[Dataset records]
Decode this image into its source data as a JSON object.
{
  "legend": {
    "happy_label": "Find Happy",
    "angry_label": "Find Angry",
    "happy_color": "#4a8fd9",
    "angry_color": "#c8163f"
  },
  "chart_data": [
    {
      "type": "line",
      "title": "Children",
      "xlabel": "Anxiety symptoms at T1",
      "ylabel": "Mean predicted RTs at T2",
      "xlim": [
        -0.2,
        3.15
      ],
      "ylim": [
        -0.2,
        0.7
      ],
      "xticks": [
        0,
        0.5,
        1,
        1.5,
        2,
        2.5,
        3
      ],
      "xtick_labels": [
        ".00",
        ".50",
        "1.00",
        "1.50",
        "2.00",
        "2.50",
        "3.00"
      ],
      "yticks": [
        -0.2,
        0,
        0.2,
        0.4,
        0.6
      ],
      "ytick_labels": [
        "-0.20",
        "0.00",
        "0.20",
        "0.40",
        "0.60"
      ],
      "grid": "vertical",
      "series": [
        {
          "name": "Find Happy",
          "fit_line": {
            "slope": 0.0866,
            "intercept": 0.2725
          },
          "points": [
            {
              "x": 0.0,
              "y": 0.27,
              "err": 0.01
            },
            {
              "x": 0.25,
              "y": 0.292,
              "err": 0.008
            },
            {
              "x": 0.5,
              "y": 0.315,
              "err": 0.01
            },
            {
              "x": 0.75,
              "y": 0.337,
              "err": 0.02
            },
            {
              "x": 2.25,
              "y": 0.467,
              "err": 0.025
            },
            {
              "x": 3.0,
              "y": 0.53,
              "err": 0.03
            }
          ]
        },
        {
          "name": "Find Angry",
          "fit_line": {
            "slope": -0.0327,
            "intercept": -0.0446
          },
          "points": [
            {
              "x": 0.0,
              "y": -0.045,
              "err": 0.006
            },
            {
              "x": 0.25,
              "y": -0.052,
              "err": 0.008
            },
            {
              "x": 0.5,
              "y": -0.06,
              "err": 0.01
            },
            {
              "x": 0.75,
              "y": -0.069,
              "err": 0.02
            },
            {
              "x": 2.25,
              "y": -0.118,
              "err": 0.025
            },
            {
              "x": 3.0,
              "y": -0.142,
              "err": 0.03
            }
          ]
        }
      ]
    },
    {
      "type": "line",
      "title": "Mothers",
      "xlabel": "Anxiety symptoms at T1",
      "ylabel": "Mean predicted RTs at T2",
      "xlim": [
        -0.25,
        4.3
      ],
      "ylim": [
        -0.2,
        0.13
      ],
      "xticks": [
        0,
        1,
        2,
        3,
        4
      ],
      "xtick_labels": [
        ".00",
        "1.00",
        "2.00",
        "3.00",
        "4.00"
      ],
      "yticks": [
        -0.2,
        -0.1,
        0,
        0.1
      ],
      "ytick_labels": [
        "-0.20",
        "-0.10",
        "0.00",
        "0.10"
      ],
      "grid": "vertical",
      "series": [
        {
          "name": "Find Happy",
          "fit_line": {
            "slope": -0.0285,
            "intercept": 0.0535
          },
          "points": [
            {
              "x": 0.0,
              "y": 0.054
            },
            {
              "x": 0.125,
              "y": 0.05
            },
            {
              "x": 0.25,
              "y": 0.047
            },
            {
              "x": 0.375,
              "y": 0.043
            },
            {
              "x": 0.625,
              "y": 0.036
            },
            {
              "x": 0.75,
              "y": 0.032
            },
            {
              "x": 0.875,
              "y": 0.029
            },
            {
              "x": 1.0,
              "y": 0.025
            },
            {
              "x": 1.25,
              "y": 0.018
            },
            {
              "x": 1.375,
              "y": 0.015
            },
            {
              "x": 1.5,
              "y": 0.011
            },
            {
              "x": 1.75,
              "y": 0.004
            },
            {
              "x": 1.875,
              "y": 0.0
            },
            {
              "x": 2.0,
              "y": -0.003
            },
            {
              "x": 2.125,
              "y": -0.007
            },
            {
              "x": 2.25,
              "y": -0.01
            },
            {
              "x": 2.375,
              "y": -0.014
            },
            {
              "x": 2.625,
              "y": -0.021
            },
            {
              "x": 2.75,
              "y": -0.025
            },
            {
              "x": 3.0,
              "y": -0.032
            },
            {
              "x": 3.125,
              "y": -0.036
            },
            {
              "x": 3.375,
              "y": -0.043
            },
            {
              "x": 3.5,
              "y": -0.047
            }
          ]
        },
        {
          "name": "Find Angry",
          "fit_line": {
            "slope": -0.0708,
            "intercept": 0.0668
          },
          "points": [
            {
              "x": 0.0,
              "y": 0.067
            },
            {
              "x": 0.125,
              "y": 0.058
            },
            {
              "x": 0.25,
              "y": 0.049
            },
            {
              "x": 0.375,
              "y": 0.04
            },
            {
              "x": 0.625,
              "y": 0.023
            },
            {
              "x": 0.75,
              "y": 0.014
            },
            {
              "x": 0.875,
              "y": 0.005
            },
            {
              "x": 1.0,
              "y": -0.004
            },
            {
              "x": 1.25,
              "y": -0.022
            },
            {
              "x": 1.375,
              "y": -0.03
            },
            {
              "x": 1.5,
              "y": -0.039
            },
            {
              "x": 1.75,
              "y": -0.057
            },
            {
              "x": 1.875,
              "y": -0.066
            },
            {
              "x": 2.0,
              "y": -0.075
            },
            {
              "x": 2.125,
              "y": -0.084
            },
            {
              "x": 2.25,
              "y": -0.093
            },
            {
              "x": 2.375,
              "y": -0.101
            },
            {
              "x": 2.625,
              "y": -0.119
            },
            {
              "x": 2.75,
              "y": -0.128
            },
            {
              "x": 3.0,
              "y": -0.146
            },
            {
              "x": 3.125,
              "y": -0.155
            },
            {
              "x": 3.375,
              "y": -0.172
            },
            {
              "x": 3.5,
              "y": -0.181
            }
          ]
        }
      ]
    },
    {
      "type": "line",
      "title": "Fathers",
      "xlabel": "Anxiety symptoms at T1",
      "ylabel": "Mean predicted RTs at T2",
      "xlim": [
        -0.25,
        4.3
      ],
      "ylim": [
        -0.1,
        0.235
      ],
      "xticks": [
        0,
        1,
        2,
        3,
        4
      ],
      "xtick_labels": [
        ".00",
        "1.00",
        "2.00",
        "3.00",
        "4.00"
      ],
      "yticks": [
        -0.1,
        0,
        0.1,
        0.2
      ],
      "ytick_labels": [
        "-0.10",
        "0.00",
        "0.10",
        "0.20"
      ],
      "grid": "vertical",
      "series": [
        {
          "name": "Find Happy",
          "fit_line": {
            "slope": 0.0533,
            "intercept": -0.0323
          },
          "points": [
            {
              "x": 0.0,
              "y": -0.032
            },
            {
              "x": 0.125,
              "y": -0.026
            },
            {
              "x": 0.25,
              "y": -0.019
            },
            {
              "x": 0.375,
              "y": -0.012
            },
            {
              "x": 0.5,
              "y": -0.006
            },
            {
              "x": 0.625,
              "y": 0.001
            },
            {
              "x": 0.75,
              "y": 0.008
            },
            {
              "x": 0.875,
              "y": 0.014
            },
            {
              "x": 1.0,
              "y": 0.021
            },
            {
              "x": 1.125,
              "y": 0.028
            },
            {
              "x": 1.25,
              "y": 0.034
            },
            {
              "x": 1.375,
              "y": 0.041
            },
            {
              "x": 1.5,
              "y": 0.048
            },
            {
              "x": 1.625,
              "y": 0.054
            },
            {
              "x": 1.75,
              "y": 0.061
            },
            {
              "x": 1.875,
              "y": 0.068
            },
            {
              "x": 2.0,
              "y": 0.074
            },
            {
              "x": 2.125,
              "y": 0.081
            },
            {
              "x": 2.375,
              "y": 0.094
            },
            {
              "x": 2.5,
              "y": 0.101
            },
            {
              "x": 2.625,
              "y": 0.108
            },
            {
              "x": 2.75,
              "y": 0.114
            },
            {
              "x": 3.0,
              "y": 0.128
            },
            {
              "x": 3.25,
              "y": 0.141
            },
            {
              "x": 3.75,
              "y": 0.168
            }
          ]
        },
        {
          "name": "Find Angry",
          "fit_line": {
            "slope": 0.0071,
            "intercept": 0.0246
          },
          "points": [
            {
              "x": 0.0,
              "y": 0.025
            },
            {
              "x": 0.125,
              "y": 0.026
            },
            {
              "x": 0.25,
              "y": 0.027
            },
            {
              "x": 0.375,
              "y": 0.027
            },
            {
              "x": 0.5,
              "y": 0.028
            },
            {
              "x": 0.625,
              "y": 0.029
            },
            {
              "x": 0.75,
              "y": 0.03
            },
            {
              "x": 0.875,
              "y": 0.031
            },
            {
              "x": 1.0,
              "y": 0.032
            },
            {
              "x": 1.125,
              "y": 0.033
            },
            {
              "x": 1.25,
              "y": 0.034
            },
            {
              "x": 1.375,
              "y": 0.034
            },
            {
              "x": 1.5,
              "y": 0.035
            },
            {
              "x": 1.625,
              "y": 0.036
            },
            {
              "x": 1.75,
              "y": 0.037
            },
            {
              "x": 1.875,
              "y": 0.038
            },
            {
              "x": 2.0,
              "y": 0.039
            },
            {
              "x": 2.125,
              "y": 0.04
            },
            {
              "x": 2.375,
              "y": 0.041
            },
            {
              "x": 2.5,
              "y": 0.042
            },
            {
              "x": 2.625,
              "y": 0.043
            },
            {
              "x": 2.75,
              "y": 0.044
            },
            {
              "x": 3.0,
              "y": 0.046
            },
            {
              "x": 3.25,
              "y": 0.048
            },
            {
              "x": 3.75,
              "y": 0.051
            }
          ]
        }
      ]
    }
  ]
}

[Problem description] Among the entries above, how many lines hold the string "slope"? Give the number by itself.

[Reply to the exercise] 6